----- RAW RECORDS -----

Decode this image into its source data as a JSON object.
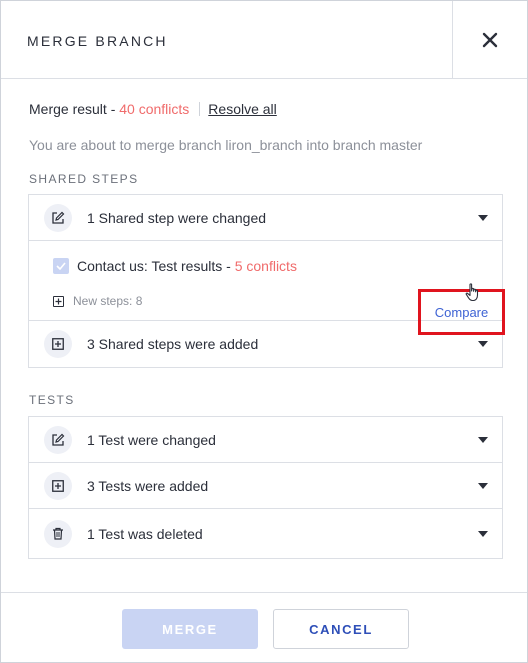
{
  "dialog": {
    "title": "MERGE BRANCH",
    "close_icon": "close-icon"
  },
  "merge_result": {
    "label": "Merge result - ",
    "conflicts": "40 conflicts",
    "resolve_all": "Resolve all"
  },
  "about_text": "You are about to merge branch liron_branch  into branch master",
  "shared_steps": {
    "section_label": "SHARED STEPS",
    "changed": {
      "icon": "edit-icon",
      "label": "1 Shared step were changed"
    },
    "conflict_item": {
      "checked": true,
      "label": "Contact us: Test results - ",
      "conflicts": "5 conflicts",
      "compare": "Compare",
      "new_steps": "New steps: 8"
    },
    "added": {
      "icon": "plus-square-icon",
      "label": "3 Shared steps were added"
    }
  },
  "tests": {
    "section_label": "TESTS",
    "rows": [
      {
        "icon": "edit-icon",
        "label": "1 Test were changed"
      },
      {
        "icon": "plus-square-icon",
        "label": "3 Tests were added"
      },
      {
        "icon": "trash-icon",
        "label": "1 Test was deleted"
      }
    ]
  },
  "footer": {
    "merge_label": "MERGE",
    "cancel_label": "CANCEL"
  },
  "colors": {
    "conflict_red": "#f06b6b",
    "link_blue": "#3e63d4",
    "highlight_box": "#e0141e",
    "disabled_merge": "#c9d4f3"
  }
}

-----

WRITTEN REQUEST:
Print all of the entries word for word. Omit the pictures they contain.

ANSWER TO THE EXERCISE:
Decode this image into its source data as a JSON object.
{
  "dialog": {
    "title": "MERGE BRANCH",
    "close_icon": "close-icon"
  },
  "merge_result": {
    "label": "Merge result - ",
    "conflicts": "40 conflicts",
    "resolve_all": "Resolve all"
  },
  "about_text": "You are about to merge branch liron_branch  into branch master",
  "shared_steps": {
    "section_label": "SHARED STEPS",
    "changed": {
      "icon": "edit-icon",
      "label": "1 Shared step were changed"
    },
    "conflict_item": {
      "checked": true,
      "label": "Contact us: Test results - ",
      "conflicts": "5 conflicts",
      "compare": "Compare",
      "new_steps": "New steps: 8"
    },
    "added": {
      "icon": "plus-square-icon",
      "label": "3 Shared steps were added"
    }
  },
  "tests": {
    "section_label": "TESTS",
    "rows": [
      {
        "icon": "edit-icon",
        "label": "1 Test were changed"
      },
      {
        "icon": "plus-square-icon",
        "label": "3 Tests were added"
      },
      {
        "icon": "trash-icon",
        "label": "1 Test was deleted"
      }
    ]
  },
  "footer": {
    "merge_label": "MERGE",
    "cancel_label": "CANCEL"
  },
  "colors": {
    "conflict_red": "#f06b6b",
    "link_blue": "#3e63d4",
    "highlight_box": "#e0141e",
    "disabled_merge": "#c9d4f3"
  }
}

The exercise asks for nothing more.